--- MATERIAL PROVIDED ---
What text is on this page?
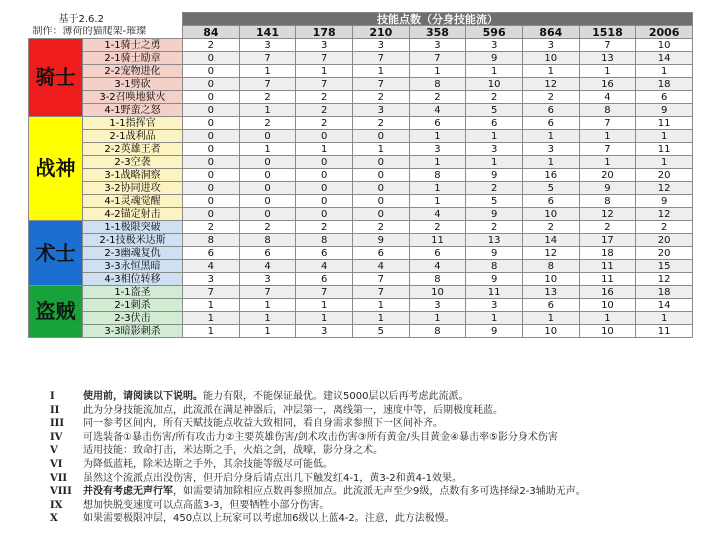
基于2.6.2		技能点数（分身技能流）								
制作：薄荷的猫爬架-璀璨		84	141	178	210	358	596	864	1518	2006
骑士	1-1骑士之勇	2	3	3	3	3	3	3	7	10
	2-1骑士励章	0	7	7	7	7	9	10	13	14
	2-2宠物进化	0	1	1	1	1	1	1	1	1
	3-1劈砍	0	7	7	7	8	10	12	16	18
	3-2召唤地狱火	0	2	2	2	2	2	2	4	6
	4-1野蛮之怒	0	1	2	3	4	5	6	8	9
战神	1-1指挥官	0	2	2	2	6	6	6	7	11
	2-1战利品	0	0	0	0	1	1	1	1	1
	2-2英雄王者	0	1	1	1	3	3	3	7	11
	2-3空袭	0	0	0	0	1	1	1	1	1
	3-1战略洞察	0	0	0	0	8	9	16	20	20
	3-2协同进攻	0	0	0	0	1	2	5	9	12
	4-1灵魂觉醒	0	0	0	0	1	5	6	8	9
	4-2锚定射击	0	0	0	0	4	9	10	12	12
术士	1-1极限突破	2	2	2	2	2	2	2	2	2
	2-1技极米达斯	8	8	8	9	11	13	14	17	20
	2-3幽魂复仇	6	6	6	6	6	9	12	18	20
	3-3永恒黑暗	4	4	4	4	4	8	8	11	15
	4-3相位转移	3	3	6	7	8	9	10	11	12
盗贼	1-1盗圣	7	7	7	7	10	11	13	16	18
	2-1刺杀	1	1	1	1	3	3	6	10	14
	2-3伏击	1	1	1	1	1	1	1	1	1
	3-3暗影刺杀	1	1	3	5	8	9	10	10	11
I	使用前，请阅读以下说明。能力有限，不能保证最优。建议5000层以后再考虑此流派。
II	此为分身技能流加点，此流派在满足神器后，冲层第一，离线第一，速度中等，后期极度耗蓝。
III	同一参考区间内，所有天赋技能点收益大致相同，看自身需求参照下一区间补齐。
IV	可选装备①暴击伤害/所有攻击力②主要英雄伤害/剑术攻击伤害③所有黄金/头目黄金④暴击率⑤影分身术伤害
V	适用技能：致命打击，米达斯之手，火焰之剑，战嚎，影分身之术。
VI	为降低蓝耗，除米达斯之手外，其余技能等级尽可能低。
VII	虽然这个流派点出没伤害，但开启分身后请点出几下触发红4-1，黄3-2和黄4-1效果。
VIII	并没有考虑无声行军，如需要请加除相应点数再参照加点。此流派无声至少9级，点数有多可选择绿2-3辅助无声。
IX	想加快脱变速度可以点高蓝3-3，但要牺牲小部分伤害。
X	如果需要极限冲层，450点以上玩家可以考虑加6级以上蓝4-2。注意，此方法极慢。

--- SHORT EXERCISE ---
Without the pictures, repeat all the records word for word.

--- RESULT FOR THIS EXERCISE ---
What text is on this page?
基于2.6.2		技能点数（分身技能流）								
制作：薄荷的猫爬架-璀璨		84	141	178	210	358	596	864	1518	2006
骑士	1-1骑士之勇	2	3	3	3	3	3	3	7	10
	2-1骑士励章	0	7	7	7	7	9	10	13	14
	2-2宠物进化	0	1	1	1	1	1	1	1	1
	3-1劈砍	0	7	7	7	8	10	12	16	18
	3-2召唤地狱火	0	2	2	2	2	2	2	4	6
	4-1野蛮之怒	0	1	2	3	4	5	6	8	9
战神	1-1指挥官	0	2	2	2	6	6	6	7	11
	2-1战利品	0	0	0	0	1	1	1	1	1
	2-2英雄王者	0	1	1	1	3	3	3	7	11
	2-3空袭	0	0	0	0	1	1	1	1	1
	3-1战略洞察	0	0	0	0	8	9	16	20	20
	3-2协同进攻	0	0	0	0	1	2	5	9	12
	4-1灵魂觉醒	0	0	0	0	1	5	6	8	9
	4-2锚定射击	0	0	0	0	4	9	10	12	12
术士	1-1极限突破	2	2	2	2	2	2	2	2	2
	2-1技极米达斯	8	8	8	9	11	13	14	17	20
	2-3幽魂复仇	6	6	6	6	6	9	12	18	20
	3-3永恒黑暗	4	4	4	4	4	8	8	11	15
	4-3相位转移	3	3	6	7	8	9	10	11	12
盗贼	1-1盗圣	7	7	7	7	10	11	13	16	18
	2-1刺杀	1	1	1	1	3	3	6	10	14
	2-3伏击	1	1	1	1	1	1	1	1	1
	3-3暗影刺杀	1	1	3	5	8	9	10	10	11
I	使用前，请阅读以下说明。能力有限，不能保证最优。建议5000层以后再考虑此流派。
II	此为分身技能流加点，此流派在满足神器后，冲层第一，离线第一，速度中等，后期极度耗蓝。
III	同一参考区间内，所有天赋技能点收益大致相同，看自身需求参照下一区间补齐。
IV	可选装备①暴击伤害/所有攻击力②主要英雄伤害/剑术攻击伤害③所有黄金/头目黄金④暴击率⑤影分身术伤害
V	适用技能：致命打击，米达斯之手，火焰之剑，战嚎，影分身之术。
VI	为降低蓝耗，除米达斯之手外，其余技能等级尽可能低。
VII	虽然这个流派点出没伤害，但开启分身后请点出几下触发红4-1，黄3-2和黄4-1效果。
VIII	并没有考虑无声行军，如需要请加除相应点数再参照加点。此流派无声至少9级，点数有多可选择绿2-3辅助无声。
IX	想加快脱变速度可以点高蓝3-3，但要牺牲小部分伤害。
X	如果需要极限冲层，450点以上玩家可以考虑加6级以上蓝4-2。注意，此方法极慢。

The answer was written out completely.